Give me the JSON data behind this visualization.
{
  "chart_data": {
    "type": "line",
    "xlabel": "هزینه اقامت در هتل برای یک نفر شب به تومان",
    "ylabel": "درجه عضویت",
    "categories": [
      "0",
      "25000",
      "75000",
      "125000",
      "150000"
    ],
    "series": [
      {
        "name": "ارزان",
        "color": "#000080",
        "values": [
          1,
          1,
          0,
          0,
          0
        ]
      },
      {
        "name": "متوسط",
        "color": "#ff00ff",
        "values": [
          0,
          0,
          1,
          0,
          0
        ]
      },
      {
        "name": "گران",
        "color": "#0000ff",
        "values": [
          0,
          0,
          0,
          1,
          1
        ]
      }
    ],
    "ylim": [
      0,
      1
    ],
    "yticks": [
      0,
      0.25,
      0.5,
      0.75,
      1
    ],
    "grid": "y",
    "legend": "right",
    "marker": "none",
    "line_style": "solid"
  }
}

□ □ □ □ □ □ □

REQUEST:
Repeat every entry exactly, please.

WRITTEN SOLUTION:
Give me the JSON data behind this visualization.
{
  "chart_data": {
    "type": "line",
    "xlabel": "هزینه اقامت در هتل برای یک نفر شب به تومان",
    "ylabel": "درجه عضویت",
    "categories": [
      "0",
      "25000",
      "75000",
      "125000",
      "150000"
    ],
    "series": [
      {
        "name": "ارزان",
        "color": "#000080",
        "values": [
          1,
          1,
          0,
          0,
          0
        ]
      },
      {
        "name": "متوسط",
        "color": "#ff00ff",
        "values": [
          0,
          0,
          1,
          0,
          0
        ]
      },
      {
        "name": "گران",
        "color": "#0000ff",
        "values": [
          0,
          0,
          0,
          1,
          1
        ]
      }
    ],
    "ylim": [
      0,
      1
    ],
    "yticks": [
      0,
      0.25,
      0.5,
      0.75,
      1
    ],
    "grid": "y",
    "legend": "right",
    "marker": "none",
    "line_style": "solid"
  }
}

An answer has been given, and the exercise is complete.